#### [What is asked]
Search the material for "astar" and show all lines that contain it.

#### [Records shown]

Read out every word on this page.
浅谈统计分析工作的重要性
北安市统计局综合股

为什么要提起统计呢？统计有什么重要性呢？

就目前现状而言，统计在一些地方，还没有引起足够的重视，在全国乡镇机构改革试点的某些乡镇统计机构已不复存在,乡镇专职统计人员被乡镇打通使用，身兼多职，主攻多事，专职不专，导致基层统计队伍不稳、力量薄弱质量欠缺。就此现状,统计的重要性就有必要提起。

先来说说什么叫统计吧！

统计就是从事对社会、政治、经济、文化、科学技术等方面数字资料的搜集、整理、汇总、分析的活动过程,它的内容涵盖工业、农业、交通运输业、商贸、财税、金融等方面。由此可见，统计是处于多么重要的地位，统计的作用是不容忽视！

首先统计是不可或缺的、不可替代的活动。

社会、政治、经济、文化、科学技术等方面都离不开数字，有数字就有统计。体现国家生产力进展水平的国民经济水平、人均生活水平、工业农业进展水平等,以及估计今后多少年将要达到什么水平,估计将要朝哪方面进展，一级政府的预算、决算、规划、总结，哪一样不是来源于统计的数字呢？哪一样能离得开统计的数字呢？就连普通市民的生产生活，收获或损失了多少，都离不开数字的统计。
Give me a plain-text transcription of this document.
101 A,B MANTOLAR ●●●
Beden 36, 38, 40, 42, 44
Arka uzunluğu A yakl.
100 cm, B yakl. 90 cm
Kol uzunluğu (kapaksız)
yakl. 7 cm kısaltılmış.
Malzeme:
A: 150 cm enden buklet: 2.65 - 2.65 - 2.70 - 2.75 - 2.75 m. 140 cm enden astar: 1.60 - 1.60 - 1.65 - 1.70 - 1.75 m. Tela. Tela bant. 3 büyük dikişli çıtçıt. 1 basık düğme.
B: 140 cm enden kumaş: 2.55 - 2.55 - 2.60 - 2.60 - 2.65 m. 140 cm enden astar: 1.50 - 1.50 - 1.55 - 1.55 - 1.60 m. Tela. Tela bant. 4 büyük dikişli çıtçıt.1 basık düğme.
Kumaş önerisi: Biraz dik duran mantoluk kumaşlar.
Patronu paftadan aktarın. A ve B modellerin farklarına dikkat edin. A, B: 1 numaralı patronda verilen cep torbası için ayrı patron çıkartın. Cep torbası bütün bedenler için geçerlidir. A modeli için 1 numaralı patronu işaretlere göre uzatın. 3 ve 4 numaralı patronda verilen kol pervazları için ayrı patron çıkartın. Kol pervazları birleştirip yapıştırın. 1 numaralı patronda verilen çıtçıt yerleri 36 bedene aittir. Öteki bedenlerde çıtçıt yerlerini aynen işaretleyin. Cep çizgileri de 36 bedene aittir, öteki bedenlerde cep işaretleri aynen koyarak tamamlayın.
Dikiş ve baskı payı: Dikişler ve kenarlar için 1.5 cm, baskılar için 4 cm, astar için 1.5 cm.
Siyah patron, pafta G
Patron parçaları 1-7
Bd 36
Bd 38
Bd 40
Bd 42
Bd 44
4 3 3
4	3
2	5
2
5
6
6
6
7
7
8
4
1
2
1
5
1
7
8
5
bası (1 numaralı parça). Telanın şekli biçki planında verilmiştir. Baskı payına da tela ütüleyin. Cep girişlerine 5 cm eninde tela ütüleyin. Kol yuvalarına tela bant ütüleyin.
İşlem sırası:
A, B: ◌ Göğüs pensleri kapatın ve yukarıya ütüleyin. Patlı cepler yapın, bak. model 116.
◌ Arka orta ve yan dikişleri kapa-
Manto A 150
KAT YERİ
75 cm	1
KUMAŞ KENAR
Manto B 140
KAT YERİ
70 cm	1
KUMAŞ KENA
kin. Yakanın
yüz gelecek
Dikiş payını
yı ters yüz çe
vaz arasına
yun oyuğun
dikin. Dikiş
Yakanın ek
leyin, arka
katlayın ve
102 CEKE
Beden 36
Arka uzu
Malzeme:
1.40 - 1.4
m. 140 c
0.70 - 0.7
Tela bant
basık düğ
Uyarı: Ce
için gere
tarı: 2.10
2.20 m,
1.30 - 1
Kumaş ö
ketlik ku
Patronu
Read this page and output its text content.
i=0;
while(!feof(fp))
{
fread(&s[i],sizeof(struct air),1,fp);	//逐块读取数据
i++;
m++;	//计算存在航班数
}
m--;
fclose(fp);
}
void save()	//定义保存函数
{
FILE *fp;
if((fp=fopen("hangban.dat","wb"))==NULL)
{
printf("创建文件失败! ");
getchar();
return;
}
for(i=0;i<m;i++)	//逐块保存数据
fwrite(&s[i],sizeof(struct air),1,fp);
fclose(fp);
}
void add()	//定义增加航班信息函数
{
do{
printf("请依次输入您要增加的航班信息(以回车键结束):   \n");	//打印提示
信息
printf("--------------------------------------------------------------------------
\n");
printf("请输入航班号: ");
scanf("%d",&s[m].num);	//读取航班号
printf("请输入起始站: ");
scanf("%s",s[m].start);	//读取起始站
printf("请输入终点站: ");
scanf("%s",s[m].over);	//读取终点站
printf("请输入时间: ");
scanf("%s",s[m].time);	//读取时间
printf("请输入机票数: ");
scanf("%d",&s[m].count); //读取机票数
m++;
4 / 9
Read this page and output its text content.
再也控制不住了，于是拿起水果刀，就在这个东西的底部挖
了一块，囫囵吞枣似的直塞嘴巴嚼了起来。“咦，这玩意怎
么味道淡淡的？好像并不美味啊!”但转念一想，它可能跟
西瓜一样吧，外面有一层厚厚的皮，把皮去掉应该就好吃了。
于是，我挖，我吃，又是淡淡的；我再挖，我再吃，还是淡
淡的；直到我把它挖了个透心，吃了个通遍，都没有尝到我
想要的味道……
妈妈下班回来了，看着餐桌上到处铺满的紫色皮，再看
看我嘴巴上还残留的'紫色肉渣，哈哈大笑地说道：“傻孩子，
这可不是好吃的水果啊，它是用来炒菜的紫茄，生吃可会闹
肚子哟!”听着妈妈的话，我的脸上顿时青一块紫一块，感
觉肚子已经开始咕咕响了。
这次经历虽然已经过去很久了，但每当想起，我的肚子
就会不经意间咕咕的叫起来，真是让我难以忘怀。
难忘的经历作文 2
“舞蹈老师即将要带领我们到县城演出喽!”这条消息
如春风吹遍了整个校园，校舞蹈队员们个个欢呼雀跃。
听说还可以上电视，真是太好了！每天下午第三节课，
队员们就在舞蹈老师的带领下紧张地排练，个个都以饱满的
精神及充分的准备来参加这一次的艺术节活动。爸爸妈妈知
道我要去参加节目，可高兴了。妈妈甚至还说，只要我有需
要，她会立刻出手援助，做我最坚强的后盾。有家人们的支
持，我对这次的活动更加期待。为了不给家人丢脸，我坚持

#### [Final answer]
A: 150 cm enden buklet: 2.65 - 2.65 - 2.70 - 2.75 - 2.75 m. 140 cm enden astar: 1.60 - 1.60 - 1.65 - 1.70 - 1.75 m. Tela. Tela bant. 3 büyük dikişli çıtçıt. 1 basık düğme.
B: 140 cm enden kumaş: 2.55 - 2.55 - 2.60 - 2.60 - 2.65 m. 140 cm enden astar: 1.50 - 1.50 - 1.55 - 1.55 - 1.60 m. Tela. Tela bant. 4 büyük dikişli çıtçıt.1 basık düğme.
Dikiş ve baskı payı: Dikişler ve kenarlar için 1.5 cm, baskılar için 4 cm, astar için 1.5 cm.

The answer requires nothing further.